*** Task inputs

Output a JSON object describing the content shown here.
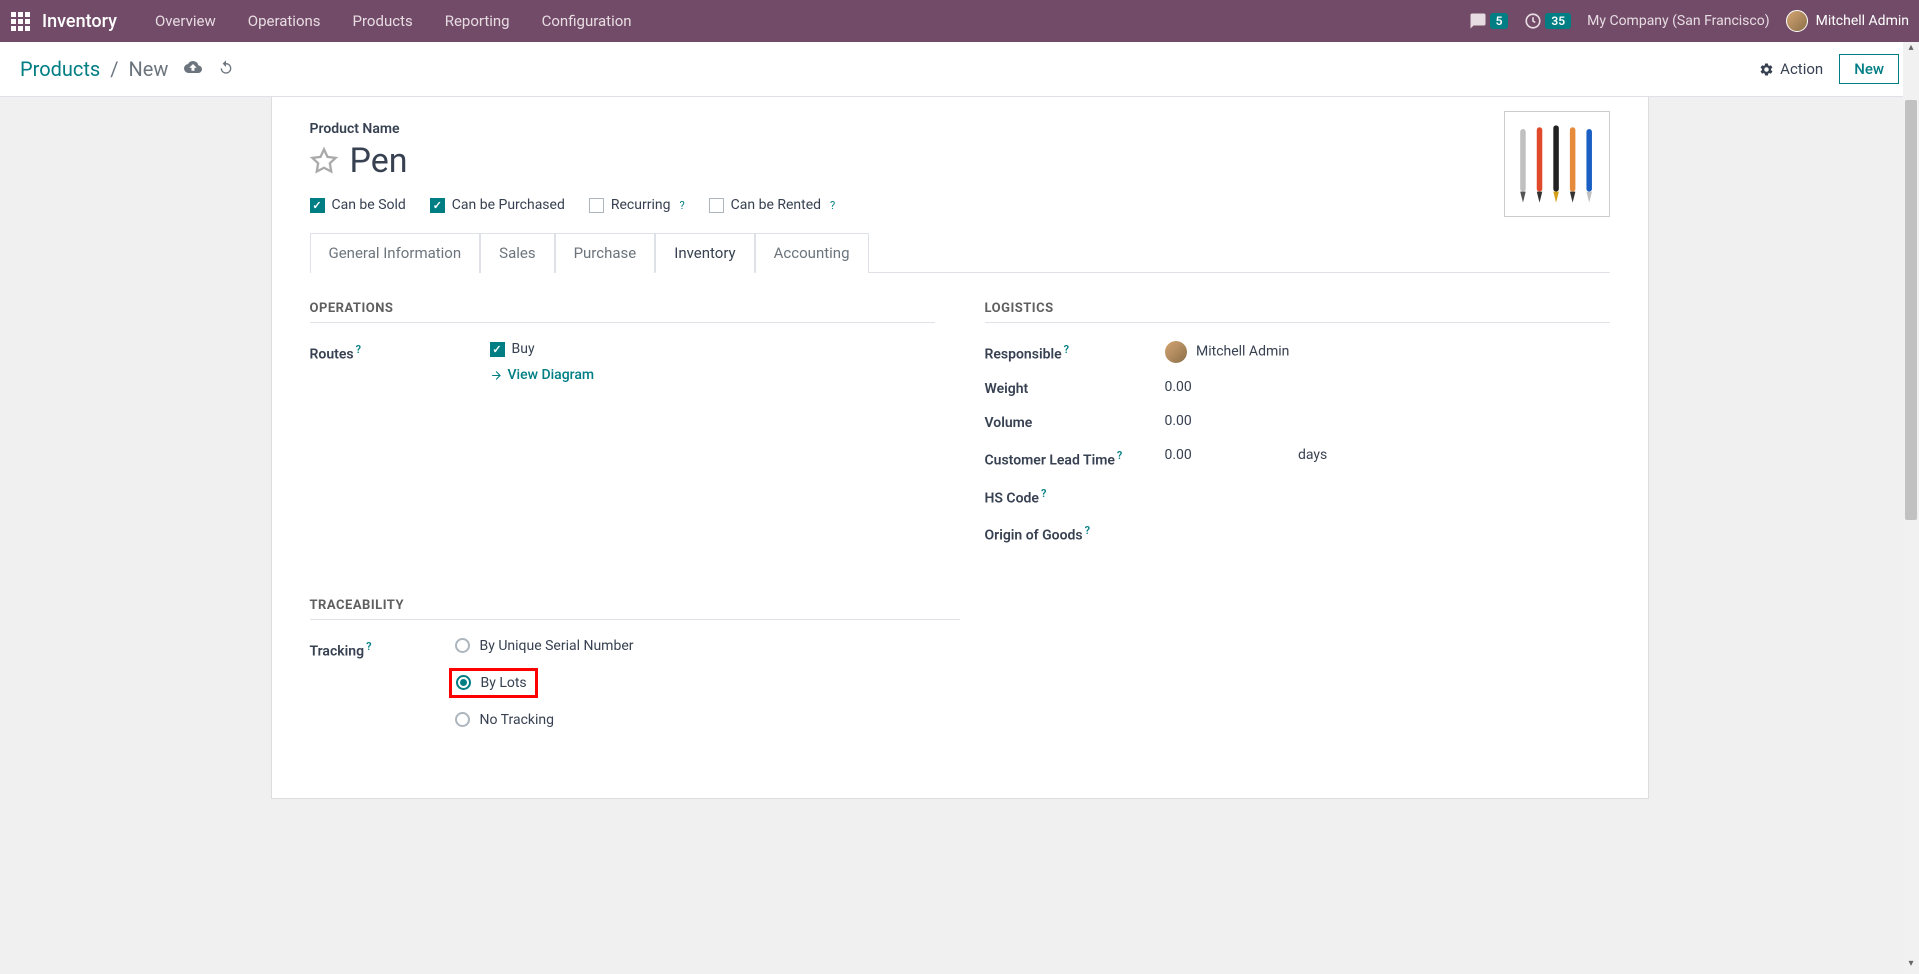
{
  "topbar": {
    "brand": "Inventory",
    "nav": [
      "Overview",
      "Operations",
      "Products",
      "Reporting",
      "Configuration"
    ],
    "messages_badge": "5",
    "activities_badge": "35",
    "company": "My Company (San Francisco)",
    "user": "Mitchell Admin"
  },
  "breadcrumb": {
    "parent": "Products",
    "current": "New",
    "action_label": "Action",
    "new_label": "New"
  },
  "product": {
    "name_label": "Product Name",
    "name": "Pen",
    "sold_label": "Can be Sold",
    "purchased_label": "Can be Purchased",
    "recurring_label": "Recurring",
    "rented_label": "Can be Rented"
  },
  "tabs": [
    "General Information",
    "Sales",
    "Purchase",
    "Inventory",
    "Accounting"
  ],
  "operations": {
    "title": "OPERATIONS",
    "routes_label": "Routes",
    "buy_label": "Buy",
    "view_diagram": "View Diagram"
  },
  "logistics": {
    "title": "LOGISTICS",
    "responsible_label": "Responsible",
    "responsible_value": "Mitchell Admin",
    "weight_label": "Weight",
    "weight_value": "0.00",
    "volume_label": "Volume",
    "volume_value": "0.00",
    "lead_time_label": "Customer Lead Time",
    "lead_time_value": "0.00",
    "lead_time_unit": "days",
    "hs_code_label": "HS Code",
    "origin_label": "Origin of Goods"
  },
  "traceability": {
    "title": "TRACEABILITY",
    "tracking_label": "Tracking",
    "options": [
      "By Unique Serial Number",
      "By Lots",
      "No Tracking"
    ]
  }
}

******

** Aim of the exercise **
Only a number is wanted: how many lines contain the word "Mitchell"?

** Solution **
2